*Exercise brief*
Could you write out the records below exactly as they appear, leaving out any pictures?

[Start Material provided]

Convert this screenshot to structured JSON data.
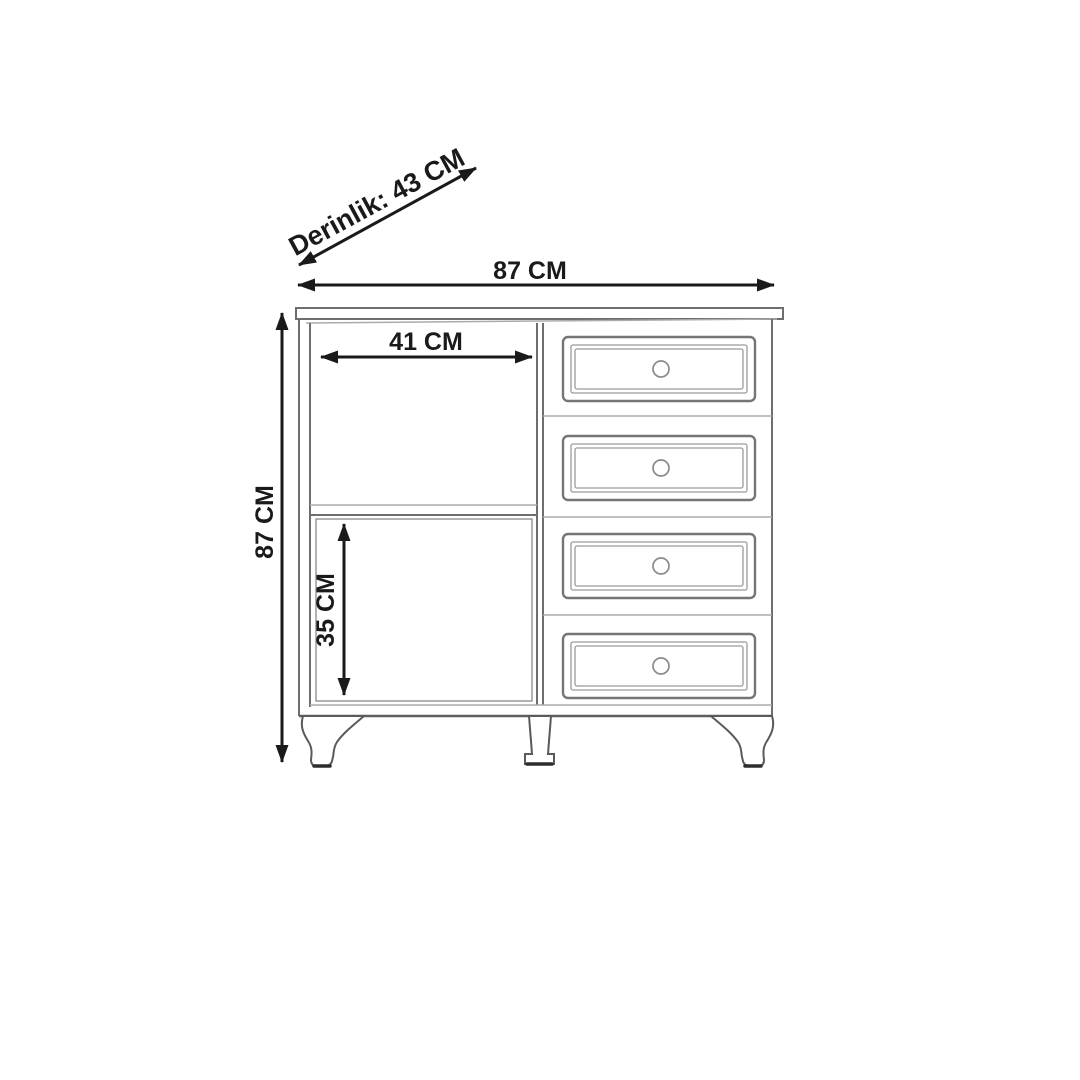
{
  "colors": {
    "background": "#ffffff",
    "dimension_ink": "#1a1a1a",
    "cabinet_line": "#6e6e6e",
    "light_line": "#ababab"
  },
  "dimensions": {
    "depth": {
      "label": "Derinlik: 43 CM",
      "value": 43,
      "unit": "CM"
    },
    "overall_width": {
      "label": "87 CM",
      "value": 87,
      "unit": "CM"
    },
    "overall_height": {
      "label": "87 CM",
      "value": 87,
      "unit": "CM"
    },
    "left_compartment_width": {
      "label": "41 CM",
      "value": 41,
      "unit": "CM"
    },
    "lower_compartment_height": {
      "label": "35 CM",
      "value": 35,
      "unit": "CM"
    }
  },
  "furniture": {
    "drawer_count": 4,
    "knob_count": 4,
    "leg_count": 3
  }
}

[End Material provided]

*Solution*
Convert this screenshot to structured JSON data.
{
  "colors": {
    "background": "#ffffff",
    "dimension_ink": "#1a1a1a",
    "cabinet_line": "#6e6e6e",
    "light_line": "#ababab"
  },
  "dimensions": {
    "depth": {
      "label": "Derinlik: 43 CM",
      "value": 43,
      "unit": "CM"
    },
    "overall_width": {
      "label": "87 CM",
      "value": 87,
      "unit": "CM"
    },
    "overall_height": {
      "label": "87 CM",
      "value": 87,
      "unit": "CM"
    },
    "left_compartment_width": {
      "label": "41 CM",
      "value": 41,
      "unit": "CM"
    },
    "lower_compartment_height": {
      "label": "35 CM",
      "value": 35,
      "unit": "CM"
    }
  },
  "furniture": {
    "drawer_count": 4,
    "knob_count": 4,
    "leg_count": 3
  }
}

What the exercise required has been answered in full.